§ Aim of the task:
Pick out the lines containing "true".

§ Available data:
## start

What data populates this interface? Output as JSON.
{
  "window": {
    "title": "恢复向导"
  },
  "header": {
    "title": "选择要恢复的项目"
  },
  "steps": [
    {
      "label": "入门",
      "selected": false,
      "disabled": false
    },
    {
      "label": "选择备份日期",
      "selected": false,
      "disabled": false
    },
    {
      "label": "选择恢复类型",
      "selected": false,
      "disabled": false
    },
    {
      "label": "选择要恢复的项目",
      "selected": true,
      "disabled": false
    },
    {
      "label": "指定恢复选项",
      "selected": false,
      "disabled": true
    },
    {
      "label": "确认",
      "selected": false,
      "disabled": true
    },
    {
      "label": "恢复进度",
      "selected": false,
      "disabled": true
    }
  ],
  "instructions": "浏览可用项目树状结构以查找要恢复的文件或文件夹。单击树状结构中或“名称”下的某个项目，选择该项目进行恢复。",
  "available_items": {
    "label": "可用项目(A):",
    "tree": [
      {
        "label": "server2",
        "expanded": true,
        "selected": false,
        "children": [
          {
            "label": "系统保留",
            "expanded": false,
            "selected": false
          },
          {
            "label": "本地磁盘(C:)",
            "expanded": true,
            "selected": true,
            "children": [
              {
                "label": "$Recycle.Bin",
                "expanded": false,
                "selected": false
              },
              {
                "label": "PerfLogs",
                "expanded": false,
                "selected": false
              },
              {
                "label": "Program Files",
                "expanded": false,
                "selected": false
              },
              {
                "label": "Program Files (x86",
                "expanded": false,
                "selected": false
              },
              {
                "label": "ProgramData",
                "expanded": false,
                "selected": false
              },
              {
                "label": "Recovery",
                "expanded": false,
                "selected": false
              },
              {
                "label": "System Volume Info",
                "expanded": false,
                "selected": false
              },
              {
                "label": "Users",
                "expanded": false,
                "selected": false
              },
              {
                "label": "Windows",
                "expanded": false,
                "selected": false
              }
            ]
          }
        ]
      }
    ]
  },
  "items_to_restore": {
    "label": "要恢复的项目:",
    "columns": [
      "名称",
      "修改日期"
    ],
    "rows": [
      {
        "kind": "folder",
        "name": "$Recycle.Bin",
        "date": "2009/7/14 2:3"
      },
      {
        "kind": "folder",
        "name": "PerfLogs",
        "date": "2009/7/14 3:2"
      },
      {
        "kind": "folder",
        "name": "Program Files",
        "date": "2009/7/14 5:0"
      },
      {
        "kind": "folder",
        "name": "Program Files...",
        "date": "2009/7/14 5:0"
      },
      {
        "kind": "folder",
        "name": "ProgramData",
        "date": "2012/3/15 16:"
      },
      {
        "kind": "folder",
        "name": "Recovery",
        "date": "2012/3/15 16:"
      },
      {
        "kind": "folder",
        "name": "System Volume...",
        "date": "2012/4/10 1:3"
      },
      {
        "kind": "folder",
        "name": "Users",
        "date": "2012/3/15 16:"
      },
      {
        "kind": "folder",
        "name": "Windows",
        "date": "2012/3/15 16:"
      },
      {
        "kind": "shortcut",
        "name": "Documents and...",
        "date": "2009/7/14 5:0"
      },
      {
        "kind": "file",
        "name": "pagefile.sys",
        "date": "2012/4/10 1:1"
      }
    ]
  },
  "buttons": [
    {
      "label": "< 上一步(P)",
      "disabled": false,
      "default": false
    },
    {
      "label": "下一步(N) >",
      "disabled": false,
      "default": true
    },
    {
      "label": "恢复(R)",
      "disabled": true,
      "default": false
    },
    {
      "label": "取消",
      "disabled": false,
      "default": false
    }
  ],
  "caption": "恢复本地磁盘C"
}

## end

§ Output of the exercise:
      "selected": true,
      "disabled": true
      "disabled": true
      "disabled": true
        "expanded": true,
            "expanded": true,
            "selected": true,
      "default": true
      "disabled": true,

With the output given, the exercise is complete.